▶ _The records_:
▼
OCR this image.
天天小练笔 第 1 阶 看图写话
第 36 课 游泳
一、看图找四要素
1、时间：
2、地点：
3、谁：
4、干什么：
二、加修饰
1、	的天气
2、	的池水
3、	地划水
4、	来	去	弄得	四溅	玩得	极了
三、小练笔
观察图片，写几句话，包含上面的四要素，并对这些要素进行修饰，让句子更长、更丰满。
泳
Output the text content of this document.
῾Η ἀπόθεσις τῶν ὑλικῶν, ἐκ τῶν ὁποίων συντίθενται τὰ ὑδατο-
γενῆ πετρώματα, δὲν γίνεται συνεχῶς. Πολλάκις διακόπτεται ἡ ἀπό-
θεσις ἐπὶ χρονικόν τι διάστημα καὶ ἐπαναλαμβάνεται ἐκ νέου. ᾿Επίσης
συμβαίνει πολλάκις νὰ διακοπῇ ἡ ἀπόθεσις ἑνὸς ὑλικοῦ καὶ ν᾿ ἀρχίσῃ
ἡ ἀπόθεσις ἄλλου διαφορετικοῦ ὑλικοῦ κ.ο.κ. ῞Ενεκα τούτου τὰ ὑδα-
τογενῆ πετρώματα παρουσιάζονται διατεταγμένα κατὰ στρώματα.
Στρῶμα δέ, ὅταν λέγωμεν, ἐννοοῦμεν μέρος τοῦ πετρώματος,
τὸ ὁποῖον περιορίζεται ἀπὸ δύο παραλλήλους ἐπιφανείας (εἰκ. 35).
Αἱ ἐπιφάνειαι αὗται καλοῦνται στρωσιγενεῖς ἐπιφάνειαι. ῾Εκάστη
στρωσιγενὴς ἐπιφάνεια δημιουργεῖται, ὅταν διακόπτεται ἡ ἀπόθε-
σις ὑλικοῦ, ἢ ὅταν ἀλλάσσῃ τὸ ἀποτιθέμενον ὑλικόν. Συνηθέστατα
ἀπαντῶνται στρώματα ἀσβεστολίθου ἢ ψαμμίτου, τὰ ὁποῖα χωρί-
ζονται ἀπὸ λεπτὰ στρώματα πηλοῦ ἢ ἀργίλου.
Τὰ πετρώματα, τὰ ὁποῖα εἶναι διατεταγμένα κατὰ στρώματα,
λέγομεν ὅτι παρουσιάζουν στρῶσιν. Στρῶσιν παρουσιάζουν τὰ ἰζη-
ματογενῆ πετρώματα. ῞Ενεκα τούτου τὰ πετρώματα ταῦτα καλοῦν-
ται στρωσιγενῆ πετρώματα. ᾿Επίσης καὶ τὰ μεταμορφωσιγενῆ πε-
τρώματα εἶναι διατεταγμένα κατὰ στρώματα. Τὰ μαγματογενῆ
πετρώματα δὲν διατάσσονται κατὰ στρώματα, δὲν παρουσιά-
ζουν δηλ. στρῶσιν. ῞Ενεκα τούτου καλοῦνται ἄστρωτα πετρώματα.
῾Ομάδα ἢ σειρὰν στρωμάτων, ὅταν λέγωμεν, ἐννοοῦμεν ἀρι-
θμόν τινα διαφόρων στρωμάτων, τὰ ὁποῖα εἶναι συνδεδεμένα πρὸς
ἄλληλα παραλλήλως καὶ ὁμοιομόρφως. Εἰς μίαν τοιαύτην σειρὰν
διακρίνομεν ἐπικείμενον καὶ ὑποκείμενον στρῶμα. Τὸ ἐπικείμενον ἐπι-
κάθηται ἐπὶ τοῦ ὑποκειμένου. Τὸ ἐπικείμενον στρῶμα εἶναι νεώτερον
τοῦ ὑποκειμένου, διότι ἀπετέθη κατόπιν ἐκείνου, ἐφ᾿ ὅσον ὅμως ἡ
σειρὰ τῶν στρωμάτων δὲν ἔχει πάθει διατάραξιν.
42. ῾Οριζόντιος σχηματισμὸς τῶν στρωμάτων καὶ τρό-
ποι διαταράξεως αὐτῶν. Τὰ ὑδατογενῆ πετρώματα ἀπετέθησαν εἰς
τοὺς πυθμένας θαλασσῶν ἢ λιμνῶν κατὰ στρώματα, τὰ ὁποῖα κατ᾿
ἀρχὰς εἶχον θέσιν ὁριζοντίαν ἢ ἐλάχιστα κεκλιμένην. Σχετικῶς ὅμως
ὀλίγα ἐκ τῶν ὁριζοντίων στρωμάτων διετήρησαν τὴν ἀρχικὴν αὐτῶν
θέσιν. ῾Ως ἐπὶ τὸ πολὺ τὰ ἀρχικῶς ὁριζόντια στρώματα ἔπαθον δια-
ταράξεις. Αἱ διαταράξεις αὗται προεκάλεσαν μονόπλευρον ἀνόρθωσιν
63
▲
▶ _Requirement_:
Go through the lines above. Select every one that has the string "ὑλικοῦ".

▶ _Written answer_:
συμβαίνει πολλάκις νὰ διακοπῇ ἡ ἀπόθεσις ἑνὸς ὑλικοῦ καὶ ν᾿ ἀρχίσῃ
ἡ ἀπόθεσις ἄλλου διαφορετικοῦ ὑλικοῦ κ.ο.κ. ῞Ενεκα τούτου τὰ ὑδα-
σις ὑλικοῦ, ἢ ὅταν ἀλλάσσῃ τὸ ἀποτιθέμενον ὑλικόν. Συνηθέστατα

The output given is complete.